Vor kurzem haben wir eine Familie besucht, deren Autos vor ihrem Haus angezündet wurden. Als wir dort morgens ankamen (natürlich wurde uns zunächst Kaffee angeboten) unterhielten wir uns mit den Frauen aus dem Dorf und fragten die Besitzerin  der Autos, wie es ihr gehe. „Alhamdulillah“  (Gott sei Dank!) sagte sie und lächelte uns an, es gehe ihr gut. Wir waren erst etwas verwundert, sie wirkte nicht besonders geschockt. Dann sagte sie, dass es ihren Kindern gut gehe und dass das Wichtigste sei. Anschließend wurde uns ein Teller mit Brot und Hummus in die Hand gedrückt und das Thema war durch. Wir haben einige dieser Gespräche geführt. Die Menschen leiden unter der Besatzung und ihren Folgen, aber sie beweisen auch eine große Resilienz. Der Zusammenhalt in der Familie ist hier unheimlich wichtig und eine große Ressource für die Menschen.

Beduine aus dem Jordantal ©EAPPI
Beduine aus dem Jordantal ©EAPPI

Doch auch der Bezug zum Land hat eine große Bedeutung. „Ein Olivenbaum ist wie ein Kind“ sagen die Palästinenser oft liebevoll. Ein besonders resoluter älterer Beduine aus dem Jordantal erzählte uns, wie israelische Siedler ihn immer wieder beim Hüten seiner Schafe belästigt und angegriffen haben. „Aber ich lasse mich nicht unterkriegen, das ist seit vielen Jahren das Land meiner Familie und ich werde es nur in einem Sarg verlassen.“ Dabei schaute er uns mit stolz geschwellter Brust an und ich glaubte ihm jedes Wort.

„To exist is to resist“ kann man hier häufig  als Graffiti lesen; die meisten Palästinenser, die wir getroffen haben, füllen diesen Satz mit Bedeutung und Lebensfreude.

◇ ◇ ◇ ◇ ◇ ◇ ◇

→ **Ihre Aufgabe**
Womit vergleichen die Palästinenser laut dem Textabschnitt einen Olivenbaum?

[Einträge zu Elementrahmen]
◇ ◇ ◇ ◇ ◇ ◇ ◇

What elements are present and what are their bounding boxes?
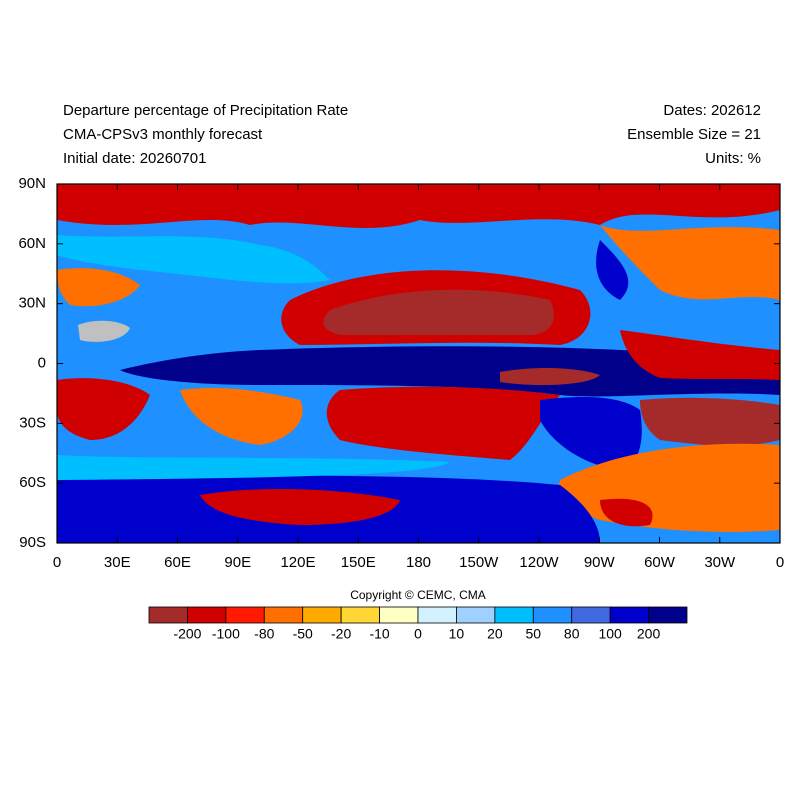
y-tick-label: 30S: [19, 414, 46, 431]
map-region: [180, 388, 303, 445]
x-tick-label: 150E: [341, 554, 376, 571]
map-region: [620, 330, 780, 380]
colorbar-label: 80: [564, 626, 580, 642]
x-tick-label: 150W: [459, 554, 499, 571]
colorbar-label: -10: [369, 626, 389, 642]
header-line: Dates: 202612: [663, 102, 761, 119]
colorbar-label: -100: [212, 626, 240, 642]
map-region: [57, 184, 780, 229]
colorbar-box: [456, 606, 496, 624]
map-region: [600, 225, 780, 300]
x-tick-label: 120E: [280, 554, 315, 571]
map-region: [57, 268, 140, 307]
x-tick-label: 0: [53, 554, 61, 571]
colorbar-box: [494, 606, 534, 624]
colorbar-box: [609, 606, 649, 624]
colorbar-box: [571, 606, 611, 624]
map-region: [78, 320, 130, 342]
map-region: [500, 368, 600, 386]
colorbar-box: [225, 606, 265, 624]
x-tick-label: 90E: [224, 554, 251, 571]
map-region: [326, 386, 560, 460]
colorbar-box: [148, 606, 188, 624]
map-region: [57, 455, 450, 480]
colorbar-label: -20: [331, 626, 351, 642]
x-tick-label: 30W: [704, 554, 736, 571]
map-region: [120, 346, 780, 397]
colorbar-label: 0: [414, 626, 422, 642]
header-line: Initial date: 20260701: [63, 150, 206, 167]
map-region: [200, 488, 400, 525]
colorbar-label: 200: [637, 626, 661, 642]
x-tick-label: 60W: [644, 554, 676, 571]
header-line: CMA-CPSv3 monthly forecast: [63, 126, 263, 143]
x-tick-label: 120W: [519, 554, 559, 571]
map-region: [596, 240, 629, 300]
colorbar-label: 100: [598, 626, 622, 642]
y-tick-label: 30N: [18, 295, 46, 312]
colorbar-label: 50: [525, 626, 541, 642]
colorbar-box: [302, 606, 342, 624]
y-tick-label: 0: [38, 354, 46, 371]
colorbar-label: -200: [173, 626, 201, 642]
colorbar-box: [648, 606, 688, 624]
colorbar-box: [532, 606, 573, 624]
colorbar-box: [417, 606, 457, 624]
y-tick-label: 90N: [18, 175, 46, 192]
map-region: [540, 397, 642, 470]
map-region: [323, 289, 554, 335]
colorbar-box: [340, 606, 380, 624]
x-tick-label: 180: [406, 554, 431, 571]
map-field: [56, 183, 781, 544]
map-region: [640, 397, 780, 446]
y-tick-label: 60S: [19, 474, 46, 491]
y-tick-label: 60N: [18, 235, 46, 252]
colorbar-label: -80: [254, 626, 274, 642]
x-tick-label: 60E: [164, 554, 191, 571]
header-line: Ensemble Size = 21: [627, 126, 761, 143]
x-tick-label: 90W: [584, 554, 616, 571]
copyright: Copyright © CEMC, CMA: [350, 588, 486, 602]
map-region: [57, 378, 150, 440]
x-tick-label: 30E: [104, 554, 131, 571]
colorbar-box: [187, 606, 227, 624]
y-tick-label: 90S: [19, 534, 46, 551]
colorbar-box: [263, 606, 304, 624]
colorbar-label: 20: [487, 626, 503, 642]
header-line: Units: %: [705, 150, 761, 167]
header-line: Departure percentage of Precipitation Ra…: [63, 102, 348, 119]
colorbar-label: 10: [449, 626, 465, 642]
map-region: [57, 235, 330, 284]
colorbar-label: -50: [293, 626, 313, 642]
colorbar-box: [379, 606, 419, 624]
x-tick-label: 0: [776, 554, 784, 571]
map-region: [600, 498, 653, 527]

◇ ◇ ◇ ◇ ◇ ◇ ◇

→ **Lösung**
Mit einem Kind.